**Some records:**
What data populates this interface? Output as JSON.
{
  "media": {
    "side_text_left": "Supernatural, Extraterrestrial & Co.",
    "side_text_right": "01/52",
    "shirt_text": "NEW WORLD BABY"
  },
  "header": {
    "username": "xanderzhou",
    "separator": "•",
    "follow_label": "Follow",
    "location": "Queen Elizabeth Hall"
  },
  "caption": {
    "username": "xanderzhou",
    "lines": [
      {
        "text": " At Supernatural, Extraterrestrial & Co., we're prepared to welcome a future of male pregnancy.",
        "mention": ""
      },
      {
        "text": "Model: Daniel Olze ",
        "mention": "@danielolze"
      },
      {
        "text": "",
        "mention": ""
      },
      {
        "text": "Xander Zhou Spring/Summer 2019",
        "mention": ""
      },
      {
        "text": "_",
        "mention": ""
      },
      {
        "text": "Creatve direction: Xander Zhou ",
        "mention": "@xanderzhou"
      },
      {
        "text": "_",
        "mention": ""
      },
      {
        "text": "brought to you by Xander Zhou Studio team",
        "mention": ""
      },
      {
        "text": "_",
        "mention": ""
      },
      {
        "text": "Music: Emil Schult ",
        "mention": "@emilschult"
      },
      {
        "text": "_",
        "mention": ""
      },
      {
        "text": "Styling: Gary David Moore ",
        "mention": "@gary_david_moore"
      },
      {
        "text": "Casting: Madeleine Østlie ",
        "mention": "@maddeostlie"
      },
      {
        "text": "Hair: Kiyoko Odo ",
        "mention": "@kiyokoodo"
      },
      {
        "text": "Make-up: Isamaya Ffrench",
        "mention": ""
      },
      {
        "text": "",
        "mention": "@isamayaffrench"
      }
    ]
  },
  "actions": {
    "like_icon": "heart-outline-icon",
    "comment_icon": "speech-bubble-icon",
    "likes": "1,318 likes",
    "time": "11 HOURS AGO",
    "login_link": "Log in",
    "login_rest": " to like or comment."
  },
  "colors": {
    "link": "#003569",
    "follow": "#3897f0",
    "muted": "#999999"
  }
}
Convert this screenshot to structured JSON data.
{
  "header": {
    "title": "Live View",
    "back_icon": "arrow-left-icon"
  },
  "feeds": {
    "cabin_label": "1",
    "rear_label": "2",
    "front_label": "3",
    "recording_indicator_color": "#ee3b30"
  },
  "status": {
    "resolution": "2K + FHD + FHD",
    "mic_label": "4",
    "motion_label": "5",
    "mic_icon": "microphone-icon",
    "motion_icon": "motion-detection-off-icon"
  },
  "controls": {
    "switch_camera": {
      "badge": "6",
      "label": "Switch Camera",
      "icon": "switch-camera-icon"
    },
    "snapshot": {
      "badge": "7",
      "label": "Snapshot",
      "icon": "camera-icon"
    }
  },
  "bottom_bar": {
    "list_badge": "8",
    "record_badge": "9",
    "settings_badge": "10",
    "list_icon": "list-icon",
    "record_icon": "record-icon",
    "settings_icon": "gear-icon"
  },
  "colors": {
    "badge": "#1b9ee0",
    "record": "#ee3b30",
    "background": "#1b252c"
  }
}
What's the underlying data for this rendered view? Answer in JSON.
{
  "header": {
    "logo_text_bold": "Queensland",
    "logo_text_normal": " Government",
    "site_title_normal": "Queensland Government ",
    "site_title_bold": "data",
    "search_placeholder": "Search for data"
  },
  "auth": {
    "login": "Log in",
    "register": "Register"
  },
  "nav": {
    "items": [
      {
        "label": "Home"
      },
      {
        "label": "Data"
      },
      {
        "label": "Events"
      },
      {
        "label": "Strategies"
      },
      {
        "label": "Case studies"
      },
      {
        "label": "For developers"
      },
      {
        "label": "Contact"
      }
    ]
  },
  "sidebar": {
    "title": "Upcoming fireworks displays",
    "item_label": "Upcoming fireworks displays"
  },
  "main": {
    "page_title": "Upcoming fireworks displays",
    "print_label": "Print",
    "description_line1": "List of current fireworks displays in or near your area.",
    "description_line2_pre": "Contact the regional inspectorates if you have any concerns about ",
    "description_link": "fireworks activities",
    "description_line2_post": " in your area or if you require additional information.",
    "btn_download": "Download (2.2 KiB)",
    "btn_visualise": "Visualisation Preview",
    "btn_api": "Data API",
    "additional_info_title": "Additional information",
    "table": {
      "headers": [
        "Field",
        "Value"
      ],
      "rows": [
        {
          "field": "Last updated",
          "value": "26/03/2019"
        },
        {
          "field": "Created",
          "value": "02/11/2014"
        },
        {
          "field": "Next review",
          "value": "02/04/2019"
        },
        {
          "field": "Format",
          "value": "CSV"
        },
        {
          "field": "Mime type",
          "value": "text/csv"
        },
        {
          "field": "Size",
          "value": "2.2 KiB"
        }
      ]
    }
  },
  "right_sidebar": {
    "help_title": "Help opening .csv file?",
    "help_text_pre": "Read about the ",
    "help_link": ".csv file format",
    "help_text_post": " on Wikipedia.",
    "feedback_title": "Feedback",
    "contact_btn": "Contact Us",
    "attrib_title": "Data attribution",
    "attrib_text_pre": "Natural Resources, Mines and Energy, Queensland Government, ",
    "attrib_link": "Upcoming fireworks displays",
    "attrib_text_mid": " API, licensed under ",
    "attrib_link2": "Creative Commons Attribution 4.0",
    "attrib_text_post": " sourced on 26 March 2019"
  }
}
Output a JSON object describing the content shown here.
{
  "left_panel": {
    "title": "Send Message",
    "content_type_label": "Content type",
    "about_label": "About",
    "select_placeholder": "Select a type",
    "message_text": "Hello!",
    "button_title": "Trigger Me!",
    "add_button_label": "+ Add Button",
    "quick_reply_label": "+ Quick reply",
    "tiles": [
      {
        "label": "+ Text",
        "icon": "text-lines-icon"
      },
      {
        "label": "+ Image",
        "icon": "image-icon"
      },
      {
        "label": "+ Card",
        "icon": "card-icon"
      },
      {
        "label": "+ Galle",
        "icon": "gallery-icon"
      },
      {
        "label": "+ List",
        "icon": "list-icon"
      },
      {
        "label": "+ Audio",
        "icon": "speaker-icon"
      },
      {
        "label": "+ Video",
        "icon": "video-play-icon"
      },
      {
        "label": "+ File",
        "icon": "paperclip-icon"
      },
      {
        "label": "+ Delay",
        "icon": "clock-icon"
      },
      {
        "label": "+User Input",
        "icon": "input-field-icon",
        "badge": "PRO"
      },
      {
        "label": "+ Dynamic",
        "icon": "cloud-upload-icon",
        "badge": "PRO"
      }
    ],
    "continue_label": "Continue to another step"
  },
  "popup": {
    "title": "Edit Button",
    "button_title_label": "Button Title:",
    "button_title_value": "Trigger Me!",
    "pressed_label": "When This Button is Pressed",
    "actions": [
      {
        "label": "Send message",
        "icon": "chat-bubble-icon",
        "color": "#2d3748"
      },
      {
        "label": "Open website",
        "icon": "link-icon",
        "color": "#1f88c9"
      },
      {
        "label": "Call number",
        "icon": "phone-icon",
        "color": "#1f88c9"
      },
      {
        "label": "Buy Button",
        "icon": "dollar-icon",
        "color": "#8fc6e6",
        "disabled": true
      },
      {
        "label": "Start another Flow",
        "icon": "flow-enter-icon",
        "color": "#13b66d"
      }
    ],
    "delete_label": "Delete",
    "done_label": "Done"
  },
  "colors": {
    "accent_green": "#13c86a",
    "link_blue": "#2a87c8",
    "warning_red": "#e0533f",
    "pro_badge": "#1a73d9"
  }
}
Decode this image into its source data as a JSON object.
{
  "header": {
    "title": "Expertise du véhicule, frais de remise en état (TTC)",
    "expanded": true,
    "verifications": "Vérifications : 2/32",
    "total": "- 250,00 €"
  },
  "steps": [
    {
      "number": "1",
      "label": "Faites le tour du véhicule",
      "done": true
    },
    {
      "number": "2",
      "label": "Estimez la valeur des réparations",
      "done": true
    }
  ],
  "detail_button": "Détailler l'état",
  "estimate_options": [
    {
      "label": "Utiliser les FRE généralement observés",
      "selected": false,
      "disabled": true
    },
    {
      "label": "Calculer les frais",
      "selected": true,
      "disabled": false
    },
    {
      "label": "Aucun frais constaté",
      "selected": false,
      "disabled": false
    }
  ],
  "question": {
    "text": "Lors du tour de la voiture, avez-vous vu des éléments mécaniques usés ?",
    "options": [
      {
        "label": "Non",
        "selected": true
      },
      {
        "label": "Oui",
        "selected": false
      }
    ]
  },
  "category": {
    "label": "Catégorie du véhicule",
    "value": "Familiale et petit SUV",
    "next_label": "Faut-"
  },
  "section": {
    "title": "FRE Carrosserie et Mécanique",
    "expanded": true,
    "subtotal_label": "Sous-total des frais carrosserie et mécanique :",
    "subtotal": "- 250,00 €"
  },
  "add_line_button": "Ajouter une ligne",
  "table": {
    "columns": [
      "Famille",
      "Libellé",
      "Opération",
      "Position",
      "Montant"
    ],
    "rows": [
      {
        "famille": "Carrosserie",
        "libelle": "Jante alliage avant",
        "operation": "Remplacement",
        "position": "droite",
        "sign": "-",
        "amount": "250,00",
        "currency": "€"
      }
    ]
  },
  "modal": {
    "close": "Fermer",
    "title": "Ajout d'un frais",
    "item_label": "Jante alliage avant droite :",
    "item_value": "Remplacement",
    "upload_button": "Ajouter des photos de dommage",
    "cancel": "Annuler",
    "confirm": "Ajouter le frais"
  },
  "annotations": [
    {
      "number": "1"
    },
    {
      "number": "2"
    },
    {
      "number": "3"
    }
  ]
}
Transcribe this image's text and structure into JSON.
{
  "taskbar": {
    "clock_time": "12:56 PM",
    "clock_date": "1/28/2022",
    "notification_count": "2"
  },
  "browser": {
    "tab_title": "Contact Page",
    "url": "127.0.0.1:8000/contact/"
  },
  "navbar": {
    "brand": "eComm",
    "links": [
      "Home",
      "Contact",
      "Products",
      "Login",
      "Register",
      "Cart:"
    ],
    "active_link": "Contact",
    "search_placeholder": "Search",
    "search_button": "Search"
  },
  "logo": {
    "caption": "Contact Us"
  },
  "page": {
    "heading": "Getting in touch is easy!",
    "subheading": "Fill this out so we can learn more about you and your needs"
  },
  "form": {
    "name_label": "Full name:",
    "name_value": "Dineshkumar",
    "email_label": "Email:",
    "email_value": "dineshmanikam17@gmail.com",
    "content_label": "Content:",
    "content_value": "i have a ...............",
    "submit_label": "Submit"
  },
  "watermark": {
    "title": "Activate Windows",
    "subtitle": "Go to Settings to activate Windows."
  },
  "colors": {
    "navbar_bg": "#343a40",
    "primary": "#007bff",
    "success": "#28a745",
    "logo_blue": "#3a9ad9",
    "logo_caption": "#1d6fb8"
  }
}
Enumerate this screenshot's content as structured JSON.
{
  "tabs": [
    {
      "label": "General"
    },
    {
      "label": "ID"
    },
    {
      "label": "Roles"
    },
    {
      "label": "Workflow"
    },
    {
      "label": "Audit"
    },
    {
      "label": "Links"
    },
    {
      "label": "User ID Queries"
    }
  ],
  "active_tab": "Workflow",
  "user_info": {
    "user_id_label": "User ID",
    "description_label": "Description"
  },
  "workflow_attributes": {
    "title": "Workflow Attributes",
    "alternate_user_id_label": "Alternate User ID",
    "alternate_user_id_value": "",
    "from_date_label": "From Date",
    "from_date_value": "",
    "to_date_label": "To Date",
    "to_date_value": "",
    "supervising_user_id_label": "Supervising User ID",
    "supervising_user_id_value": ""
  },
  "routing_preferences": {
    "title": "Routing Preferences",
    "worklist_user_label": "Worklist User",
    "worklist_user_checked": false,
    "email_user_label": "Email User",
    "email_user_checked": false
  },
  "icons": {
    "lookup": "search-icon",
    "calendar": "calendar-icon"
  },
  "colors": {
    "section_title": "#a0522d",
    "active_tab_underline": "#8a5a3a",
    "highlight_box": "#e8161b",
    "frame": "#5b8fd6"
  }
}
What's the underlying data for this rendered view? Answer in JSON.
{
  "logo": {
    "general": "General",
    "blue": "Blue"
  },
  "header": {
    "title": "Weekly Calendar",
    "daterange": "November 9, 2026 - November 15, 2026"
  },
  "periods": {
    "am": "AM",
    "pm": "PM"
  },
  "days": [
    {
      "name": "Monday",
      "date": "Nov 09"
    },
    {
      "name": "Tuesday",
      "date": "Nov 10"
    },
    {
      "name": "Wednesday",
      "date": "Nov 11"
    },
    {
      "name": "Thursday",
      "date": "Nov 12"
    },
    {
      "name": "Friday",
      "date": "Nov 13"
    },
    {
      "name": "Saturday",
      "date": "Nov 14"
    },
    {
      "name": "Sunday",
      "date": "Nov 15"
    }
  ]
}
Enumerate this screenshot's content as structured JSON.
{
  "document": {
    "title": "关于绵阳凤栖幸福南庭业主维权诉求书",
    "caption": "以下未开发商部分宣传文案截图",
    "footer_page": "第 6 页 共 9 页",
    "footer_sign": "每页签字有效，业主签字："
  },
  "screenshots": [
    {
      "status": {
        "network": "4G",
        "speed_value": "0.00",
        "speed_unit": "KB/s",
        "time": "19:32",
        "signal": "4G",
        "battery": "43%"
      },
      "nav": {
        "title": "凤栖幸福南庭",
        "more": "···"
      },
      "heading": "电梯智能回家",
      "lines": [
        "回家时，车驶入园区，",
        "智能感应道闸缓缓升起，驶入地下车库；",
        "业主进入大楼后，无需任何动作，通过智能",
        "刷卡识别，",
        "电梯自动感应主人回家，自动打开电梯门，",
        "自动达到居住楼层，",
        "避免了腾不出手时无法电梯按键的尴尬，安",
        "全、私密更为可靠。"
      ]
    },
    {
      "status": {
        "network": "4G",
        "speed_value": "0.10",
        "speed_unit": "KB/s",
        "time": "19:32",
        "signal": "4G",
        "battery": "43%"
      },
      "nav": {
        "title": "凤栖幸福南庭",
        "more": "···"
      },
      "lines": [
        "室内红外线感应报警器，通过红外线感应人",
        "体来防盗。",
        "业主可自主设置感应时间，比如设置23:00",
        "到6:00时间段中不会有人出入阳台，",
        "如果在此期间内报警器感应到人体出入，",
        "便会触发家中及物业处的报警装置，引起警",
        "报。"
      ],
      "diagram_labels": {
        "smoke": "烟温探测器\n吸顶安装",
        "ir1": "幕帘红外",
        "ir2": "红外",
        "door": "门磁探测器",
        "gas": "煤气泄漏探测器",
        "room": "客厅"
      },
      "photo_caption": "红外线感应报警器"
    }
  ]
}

**Exercise aim:** Answer with a single number: the count of lines holding the word "object".

**In response:** 2